*PROBLEM STATEMENT*. Every entry must be copied word for word.

[Saved entries]
— Start —
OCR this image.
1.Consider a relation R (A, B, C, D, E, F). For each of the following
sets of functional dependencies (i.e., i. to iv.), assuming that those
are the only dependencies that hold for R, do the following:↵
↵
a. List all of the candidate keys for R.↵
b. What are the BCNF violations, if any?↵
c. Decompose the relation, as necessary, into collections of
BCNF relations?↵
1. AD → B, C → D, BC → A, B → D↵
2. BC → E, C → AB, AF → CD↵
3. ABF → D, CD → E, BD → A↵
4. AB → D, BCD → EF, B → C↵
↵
— End —
*RESPONSE TO THE EXERCISE*.
OCR this image.
1.Consider a relation R (A, B, C, D, E, F). For each of the following
sets of functional dependencies (i.e., i. to iv.), assuming that those
are the only dependencies that hold for R, do the following:↵
↵
a. List all of the candidate keys for R.↵
b. What are the BCNF violations, if any?↵
c. Decompose the relation, as necessary, into collections of
BCNF relations?↵
1. AD → B, C → D, BC → A, B → D↵
2. BC → E, C → AB, AF → CD↵
3. ABF → D, CD → E, BD → A↵
4. AB → D, BCD → EF, B → C↵
↵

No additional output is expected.